- Data supplied -
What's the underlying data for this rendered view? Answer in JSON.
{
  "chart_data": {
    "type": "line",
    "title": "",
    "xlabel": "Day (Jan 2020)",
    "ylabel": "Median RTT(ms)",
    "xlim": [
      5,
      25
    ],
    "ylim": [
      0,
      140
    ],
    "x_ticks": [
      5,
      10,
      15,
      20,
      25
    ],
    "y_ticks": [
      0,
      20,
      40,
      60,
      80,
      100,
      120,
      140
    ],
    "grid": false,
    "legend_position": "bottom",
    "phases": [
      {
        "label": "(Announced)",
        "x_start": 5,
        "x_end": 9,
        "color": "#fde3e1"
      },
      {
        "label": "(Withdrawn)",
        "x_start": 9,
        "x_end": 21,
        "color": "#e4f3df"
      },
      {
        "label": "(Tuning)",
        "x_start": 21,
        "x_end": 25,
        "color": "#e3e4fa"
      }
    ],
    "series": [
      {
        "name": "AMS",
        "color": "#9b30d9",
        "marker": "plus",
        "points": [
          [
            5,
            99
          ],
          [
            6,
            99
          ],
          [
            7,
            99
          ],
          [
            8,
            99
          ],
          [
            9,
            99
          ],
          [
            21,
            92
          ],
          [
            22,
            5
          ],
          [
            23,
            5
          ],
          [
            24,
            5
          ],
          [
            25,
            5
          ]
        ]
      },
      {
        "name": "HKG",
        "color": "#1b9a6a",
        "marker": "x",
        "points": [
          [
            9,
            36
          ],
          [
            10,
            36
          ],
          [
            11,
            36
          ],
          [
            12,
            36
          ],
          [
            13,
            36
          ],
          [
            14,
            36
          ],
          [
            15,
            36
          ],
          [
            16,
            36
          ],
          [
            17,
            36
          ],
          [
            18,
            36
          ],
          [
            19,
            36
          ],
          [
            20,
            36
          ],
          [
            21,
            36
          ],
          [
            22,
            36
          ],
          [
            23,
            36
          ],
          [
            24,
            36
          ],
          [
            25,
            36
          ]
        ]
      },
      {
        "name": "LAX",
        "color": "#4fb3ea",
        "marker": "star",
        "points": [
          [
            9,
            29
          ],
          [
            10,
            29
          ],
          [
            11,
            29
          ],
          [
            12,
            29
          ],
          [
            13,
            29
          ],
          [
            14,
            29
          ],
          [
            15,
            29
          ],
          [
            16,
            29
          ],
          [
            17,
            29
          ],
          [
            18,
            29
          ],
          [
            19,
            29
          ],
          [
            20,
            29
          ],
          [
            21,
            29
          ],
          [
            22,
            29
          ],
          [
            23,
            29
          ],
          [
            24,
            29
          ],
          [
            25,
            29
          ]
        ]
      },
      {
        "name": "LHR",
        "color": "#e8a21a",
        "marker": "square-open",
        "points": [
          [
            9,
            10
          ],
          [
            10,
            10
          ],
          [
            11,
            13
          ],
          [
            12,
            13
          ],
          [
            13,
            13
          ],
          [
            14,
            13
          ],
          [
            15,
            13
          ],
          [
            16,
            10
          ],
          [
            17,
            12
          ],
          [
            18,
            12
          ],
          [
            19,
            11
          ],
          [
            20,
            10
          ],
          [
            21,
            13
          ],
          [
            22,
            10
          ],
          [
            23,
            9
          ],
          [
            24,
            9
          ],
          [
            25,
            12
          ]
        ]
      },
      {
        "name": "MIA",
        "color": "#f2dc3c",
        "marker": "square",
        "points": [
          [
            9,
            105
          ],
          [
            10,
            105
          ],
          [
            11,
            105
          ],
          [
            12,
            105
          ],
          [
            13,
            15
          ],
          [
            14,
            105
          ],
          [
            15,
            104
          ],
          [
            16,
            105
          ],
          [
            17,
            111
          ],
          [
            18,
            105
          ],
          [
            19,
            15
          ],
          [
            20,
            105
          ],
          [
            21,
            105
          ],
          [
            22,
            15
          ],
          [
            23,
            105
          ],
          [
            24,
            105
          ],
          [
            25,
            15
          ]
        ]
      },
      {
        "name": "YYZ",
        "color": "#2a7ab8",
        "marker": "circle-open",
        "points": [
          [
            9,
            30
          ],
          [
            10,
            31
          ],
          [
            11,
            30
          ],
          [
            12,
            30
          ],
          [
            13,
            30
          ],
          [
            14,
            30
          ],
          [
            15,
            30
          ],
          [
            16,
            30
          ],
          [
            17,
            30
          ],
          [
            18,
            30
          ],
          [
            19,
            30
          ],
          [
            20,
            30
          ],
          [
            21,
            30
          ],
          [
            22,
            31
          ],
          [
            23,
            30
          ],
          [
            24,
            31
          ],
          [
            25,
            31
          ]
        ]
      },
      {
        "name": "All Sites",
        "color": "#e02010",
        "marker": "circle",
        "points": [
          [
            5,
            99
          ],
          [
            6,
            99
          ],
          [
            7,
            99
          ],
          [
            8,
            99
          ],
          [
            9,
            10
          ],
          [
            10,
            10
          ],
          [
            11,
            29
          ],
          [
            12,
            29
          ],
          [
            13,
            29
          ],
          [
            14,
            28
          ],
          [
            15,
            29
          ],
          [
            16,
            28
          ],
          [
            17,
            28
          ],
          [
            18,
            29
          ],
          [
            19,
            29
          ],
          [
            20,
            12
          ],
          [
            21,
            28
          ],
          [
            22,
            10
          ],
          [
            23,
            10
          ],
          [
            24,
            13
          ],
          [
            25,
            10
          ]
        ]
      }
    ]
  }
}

- Brief -
Would you restate each of the entries word for word?

- Final answer -
What's the underlying data for this rendered view? Answer in JSON.
{
  "chart_data": {
    "type": "line",
    "title": "",
    "xlabel": "Day (Jan 2020)",
    "ylabel": "Median RTT(ms)",
    "xlim": [
      5,
      25
    ],
    "ylim": [
      0,
      140
    ],
    "x_ticks": [
      5,
      10,
      15,
      20,
      25
    ],
    "y_ticks": [
      0,
      20,
      40,
      60,
      80,
      100,
      120,
      140
    ],
    "grid": false,
    "legend_position": "bottom",
    "phases": [
      {
        "label": "(Announced)",
        "x_start": 5,
        "x_end": 9,
        "color": "#fde3e1"
      },
      {
        "label": "(Withdrawn)",
        "x_start": 9,
        "x_end": 21,
        "color": "#e4f3df"
      },
      {
        "label": "(Tuning)",
        "x_start": 21,
        "x_end": 25,
        "color": "#e3e4fa"
      }
    ],
    "series": [
      {
        "name": "AMS",
        "color": "#9b30d9",
        "marker": "plus",
        "points": [
          [
            5,
            99
          ],
          [
            6,
            99
          ],
          [
            7,
            99
          ],
          [
            8,
            99
          ],
          [
            9,
            99
          ],
          [
            21,
            92
          ],
          [
            22,
            5
          ],
          [
            23,
            5
          ],
          [
            24,
            5
          ],
          [
            25,
            5
          ]
        ]
      },
      {
        "name": "HKG",
        "color": "#1b9a6a",
        "marker": "x",
        "points": [
          [
            9,
            36
          ],
          [
            10,
            36
          ],
          [
            11,
            36
          ],
          [
            12,
            36
          ],
          [
            13,
            36
          ],
          [
            14,
            36
          ],
          [
            15,
            36
          ],
          [
            16,
            36
          ],
          [
            17,
            36
          ],
          [
            18,
            36
          ],
          [
            19,
            36
          ],
          [
            20,
            36
          ],
          [
            21,
            36
          ],
          [
            22,
            36
          ],
          [
            23,
            36
          ],
          [
            24,
            36
          ],
          [
            25,
            36
          ]
        ]
      },
      {
        "name": "LAX",
        "color": "#4fb3ea",
        "marker": "star",
        "points": [
          [
            9,
            29
          ],
          [
            10,
            29
          ],
          [
            11,
            29
          ],
          [
            12,
            29
          ],
          [
            13,
            29
          ],
          [
            14,
            29
          ],
          [
            15,
            29
          ],
          [
            16,
            29
          ],
          [
            17,
            29
          ],
          [
            18,
            29
          ],
          [
            19,
            29
          ],
          [
            20,
            29
          ],
          [
            21,
            29
          ],
          [
            22,
            29
          ],
          [
            23,
            29
          ],
          [
            24,
            29
          ],
          [
            25,
            29
          ]
        ]
      },
      {
        "name": "LHR",
        "color": "#e8a21a",
        "marker": "square-open",
        "points": [
          [
            9,
            10
          ],
          [
            10,
            10
          ],
          [
            11,
            13
          ],
          [
            12,
            13
          ],
          [
            13,
            13
          ],
          [
            14,
            13
          ],
          [
            15,
            13
          ],
          [
            16,
            10
          ],
          [
            17,
            12
          ],
          [
            18,
            12
          ],
          [
            19,
            11
          ],
          [
            20,
            10
          ],
          [
            21,
            13
          ],
          [
            22,
            10
          ],
          [
            23,
            9
          ],
          [
            24,
            9
          ],
          [
            25,
            12
          ]
        ]
      },
      {
        "name": "MIA",
        "color": "#f2dc3c",
        "marker": "square",
        "points": [
          [
            9,
            105
          ],
          [
            10,
            105
          ],
          [
            11,
            105
          ],
          [
            12,
            105
          ],
          [
            13,
            15
          ],
          [
            14,
            105
          ],
          [
            15,
            104
          ],
          [
            16,
            105
          ],
          [
            17,
            111
          ],
          [
            18,
            105
          ],
          [
            19,
            15
          ],
          [
            20,
            105
          ],
          [
            21,
            105
          ],
          [
            22,
            15
          ],
          [
            23,
            105
          ],
          [
            24,
            105
          ],
          [
            25,
            15
          ]
        ]
      },
      {
        "name": "YYZ",
        "color": "#2a7ab8",
        "marker": "circle-open",
        "points": [
          [
            9,
            30
          ],
          [
            10,
            31
          ],
          [
            11,
            30
          ],
          [
            12,
            30
          ],
          [
            13,
            30
          ],
          [
            14,
            30
          ],
          [
            15,
            30
          ],
          [
            16,
            30
          ],
          [
            17,
            30
          ],
          [
            18,
            30
          ],
          [
            19,
            30
          ],
          [
            20,
            30
          ],
          [
            21,
            30
          ],
          [
            22,
            31
          ],
          [
            23,
            30
          ],
          [
            24,
            31
          ],
          [
            25,
            31
          ]
        ]
      },
      {
        "name": "All Sites",
        "color": "#e02010",
        "marker": "circle",
        "points": [
          [
            5,
            99
          ],
          [
            6,
            99
          ],
          [
            7,
            99
          ],
          [
            8,
            99
          ],
          [
            9,
            10
          ],
          [
            10,
            10
          ],
          [
            11,
            29
          ],
          [
            12,
            29
          ],
          [
            13,
            29
          ],
          [
            14,
            28
          ],
          [
            15,
            29
          ],
          [
            16,
            28
          ],
          [
            17,
            28
          ],
          [
            18,
            29
          ],
          [
            19,
            29
          ],
          [
            20,
            12
          ],
          [
            21,
            28
          ],
          [
            22,
            10
          ],
          [
            23,
            10
          ],
          [
            24,
            13
          ],
          [
            25,
            10
          ]
        ]
      }
    ]
  }
}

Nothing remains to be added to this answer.